**WORK REQUIRED:** Copy out each line below exactly as it appears.

[Entries from a dataset]
.....

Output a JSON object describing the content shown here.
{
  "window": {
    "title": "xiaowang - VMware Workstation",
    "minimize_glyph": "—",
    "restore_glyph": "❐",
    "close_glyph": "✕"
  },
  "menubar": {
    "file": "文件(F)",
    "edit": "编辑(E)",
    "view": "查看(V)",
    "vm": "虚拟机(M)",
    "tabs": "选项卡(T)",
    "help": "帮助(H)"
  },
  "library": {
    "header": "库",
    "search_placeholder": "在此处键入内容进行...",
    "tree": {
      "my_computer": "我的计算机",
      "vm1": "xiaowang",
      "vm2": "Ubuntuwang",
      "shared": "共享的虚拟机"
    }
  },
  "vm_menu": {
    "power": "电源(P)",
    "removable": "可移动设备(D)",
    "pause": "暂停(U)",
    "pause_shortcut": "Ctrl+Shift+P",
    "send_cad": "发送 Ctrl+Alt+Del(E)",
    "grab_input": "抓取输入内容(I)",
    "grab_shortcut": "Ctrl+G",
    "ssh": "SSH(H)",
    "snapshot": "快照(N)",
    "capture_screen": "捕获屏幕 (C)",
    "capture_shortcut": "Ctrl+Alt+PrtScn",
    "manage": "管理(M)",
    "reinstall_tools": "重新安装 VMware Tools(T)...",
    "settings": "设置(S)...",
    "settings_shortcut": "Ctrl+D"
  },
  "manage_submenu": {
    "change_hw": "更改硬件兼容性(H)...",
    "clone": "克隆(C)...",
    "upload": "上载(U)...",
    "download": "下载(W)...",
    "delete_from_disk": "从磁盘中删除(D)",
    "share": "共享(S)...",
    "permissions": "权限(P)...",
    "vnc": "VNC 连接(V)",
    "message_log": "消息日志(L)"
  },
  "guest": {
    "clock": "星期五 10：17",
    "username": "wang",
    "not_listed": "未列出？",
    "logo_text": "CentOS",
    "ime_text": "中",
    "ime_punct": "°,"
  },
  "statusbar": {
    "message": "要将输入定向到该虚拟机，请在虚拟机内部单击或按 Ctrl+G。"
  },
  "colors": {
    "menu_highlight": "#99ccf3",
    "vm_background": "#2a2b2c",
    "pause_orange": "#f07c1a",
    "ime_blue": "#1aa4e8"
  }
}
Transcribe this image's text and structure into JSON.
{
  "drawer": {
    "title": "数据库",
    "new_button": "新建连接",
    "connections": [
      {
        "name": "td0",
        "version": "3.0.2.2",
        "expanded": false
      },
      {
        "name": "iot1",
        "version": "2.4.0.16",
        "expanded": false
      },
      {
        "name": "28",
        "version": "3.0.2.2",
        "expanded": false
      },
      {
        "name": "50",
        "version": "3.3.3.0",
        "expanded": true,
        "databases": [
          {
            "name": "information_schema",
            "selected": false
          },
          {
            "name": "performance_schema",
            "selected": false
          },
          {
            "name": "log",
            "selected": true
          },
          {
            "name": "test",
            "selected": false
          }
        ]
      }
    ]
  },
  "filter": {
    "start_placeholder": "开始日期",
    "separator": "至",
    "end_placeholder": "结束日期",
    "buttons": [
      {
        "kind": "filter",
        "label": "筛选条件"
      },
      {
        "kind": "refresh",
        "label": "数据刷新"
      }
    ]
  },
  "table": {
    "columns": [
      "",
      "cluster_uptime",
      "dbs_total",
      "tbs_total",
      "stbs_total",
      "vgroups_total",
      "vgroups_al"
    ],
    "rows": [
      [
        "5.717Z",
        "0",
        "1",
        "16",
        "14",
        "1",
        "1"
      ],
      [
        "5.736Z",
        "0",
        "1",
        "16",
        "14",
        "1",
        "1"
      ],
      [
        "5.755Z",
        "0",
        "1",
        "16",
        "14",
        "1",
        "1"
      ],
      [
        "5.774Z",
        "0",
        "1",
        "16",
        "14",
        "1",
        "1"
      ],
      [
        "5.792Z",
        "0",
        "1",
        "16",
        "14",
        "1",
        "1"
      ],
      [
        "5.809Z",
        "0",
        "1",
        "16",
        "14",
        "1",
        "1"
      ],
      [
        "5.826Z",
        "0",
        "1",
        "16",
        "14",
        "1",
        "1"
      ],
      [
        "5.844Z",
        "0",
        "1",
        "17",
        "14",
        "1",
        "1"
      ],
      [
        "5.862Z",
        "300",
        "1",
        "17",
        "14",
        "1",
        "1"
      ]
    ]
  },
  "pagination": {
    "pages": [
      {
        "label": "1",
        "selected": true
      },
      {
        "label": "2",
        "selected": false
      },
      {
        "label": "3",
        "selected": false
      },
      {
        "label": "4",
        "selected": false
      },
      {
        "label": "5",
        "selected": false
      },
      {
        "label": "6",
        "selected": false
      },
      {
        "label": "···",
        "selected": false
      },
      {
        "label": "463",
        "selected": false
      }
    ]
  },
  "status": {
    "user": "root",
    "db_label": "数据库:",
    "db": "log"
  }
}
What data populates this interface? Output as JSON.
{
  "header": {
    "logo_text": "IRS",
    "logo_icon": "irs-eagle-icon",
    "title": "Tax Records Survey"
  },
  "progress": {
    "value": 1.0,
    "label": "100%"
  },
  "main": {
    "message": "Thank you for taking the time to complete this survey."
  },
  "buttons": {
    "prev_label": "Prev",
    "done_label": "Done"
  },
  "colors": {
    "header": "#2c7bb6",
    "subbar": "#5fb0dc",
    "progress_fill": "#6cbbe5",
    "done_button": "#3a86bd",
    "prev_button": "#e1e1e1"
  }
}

.....

**TASK RESULT:**
Output a JSON object describing the content shown here.
{
  "window": {
    "title": "xiaowang - VMware Workstation",
    "minimize_glyph": "—",
    "restore_glyph": "❐",
    "close_glyph": "✕"
  },
  "menubar": {
    "file": "文件(F)",
    "edit": "编辑(E)",
    "view": "查看(V)",
    "vm": "虚拟机(M)",
    "tabs": "选项卡(T)",
    "help": "帮助(H)"
  },
  "library": {
    "header": "库",
    "search_placeholder": "在此处键入内容进行...",
    "tree": {
      "my_computer": "我的计算机",
      "vm1": "xiaowang",
      "vm2": "Ubuntuwang",
      "shared": "共享的虚拟机"
    }
  },
  "vm_menu": {
    "power": "电源(P)",
    "removable": "可移动设备(D)",
    "pause": "暂停(U)",
    "pause_shortcut": "Ctrl+Shift+P",
    "send_cad": "发送 Ctrl+Alt+Del(E)",
    "grab_input": "抓取输入内容(I)",
    "grab_shortcut": "Ctrl+G",
    "ssh": "SSH(H)",
    "snapshot": "快照(N)",
    "capture_screen": "捕获屏幕 (C)",
    "capture_shortcut": "Ctrl+Alt+PrtScn",
    "manage": "管理(M)",
    "reinstall_tools": "重新安装 VMware Tools(T)...",
    "settings": "设置(S)...",
    "settings_shortcut": "Ctrl+D"
  },
  "manage_submenu": {
    "change_hw": "更改硬件兼容性(H)...",
    "clone": "克隆(C)...",
    "upload": "上载(U)...",
    "download": "下载(W)...",
    "delete_from_disk": "从磁盘中删除(D)",
    "share": "共享(S)...",
    "permissions": "权限(P)...",
    "vnc": "VNC 连接(V)",
    "message_log": "消息日志(L)"
  },
  "guest": {
    "clock": "星期五 10：17",
    "username": "wang",
    "not_listed": "未列出？",
    "logo_text": "CentOS",
    "ime_text": "中",
    "ime_punct": "°,"
  },
  "statusbar": {
    "message": "要将输入定向到该虚拟机，请在虚拟机内部单击或按 Ctrl+G。"
  },
  "colors": {
    "menu_highlight": "#99ccf3",
    "vm_background": "#2a2b2c",
    "pause_orange": "#f07c1a",
    "ime_blue": "#1aa4e8"
  }
}
Transcribe this image's text and structure into JSON.
{
  "drawer": {
    "title": "数据库",
    "new_button": "新建连接",
    "connections": [
      {
        "name": "td0",
        "version": "3.0.2.2",
        "expanded": false
      },
      {
        "name": "iot1",
        "version": "2.4.0.16",
        "expanded": false
      },
      {
        "name": "28",
        "version": "3.0.2.2",
        "expanded": false
      },
      {
        "name": "50",
        "version": "3.3.3.0",
        "expanded": true,
        "databases": [
          {
            "name": "information_schema",
            "selected": false
          },
          {
            "name": "performance_schema",
            "selected": false
          },
          {
            "name": "log",
            "selected": true
          },
          {
            "name": "test",
            "selected": false
          }
        ]
      }
    ]
  },
  "filter": {
    "start_placeholder": "开始日期",
    "separator": "至",
    "end_placeholder": "结束日期",
    "buttons": [
      {
        "kind": "filter",
        "label": "筛选条件"
      },
      {
        "kind": "refresh",
        "label": "数据刷新"
      }
    ]
  },
  "table": {
    "columns": [
      "",
      "cluster_uptime",
      "dbs_total",
      "tbs_total",
      "stbs_total",
      "vgroups_total",
      "vgroups_al"
    ],
    "rows": [
      [
        "5.717Z",
        "0",
        "1",
        "16",
        "14",
        "1",
        "1"
      ],
      [
        "5.736Z",
        "0",
        "1",
        "16",
        "14",
        "1",
        "1"
      ],
      [
        "5.755Z",
        "0",
        "1",
        "16",
        "14",
        "1",
        "1"
      ],
      [
        "5.774Z",
        "0",
        "1",
        "16",
        "14",
        "1",
        "1"
      ],
      [
        "5.792Z",
        "0",
        "1",
        "16",
        "14",
        "1",
        "1"
      ],
      [
        "5.809Z",
        "0",
        "1",
        "16",
        "14",
        "1",
        "1"
      ],
      [
        "5.826Z",
        "0",
        "1",
        "16",
        "14",
        "1",
        "1"
      ],
      [
        "5.844Z",
        "0",
        "1",
        "17",
        "14",
        "1",
        "1"
      ],
      [
        "5.862Z",
        "300",
        "1",
        "17",
        "14",
        "1",
        "1"
      ]
    ]
  },
  "pagination": {
    "pages": [
      {
        "label": "1",
        "selected": true
      },
      {
        "label": "2",
        "selected": false
      },
      {
        "label": "3",
        "selected": false
      },
      {
        "label": "4",
        "selected": false
      },
      {
        "label": "5",
        "selected": false
      },
      {
        "label": "6",
        "selected": false
      },
      {
        "label": "···",
        "selected": false
      },
      {
        "label": "463",
        "selected": false
      }
    ]
  },
  "status": {
    "user": "root",
    "db_label": "数据库:",
    "db": "log"
  }
}
What data populates this interface? Output as JSON.
{
  "header": {
    "logo_text": "IRS",
    "logo_icon": "irs-eagle-icon",
    "title": "Tax Records Survey"
  },
  "progress": {
    "value": 1.0,
    "label": "100%"
  },
  "main": {
    "message": "Thank you for taking the time to complete this survey."
  },
  "buttons": {
    "prev_label": "Prev",
    "done_label": "Done"
  },
  "colors": {
    "header": "#2c7bb6",
    "subbar": "#5fb0dc",
    "progress_fill": "#6cbbe5",
    "done_button": "#3a86bd",
    "prev_button": "#e1e1e1"
  }
}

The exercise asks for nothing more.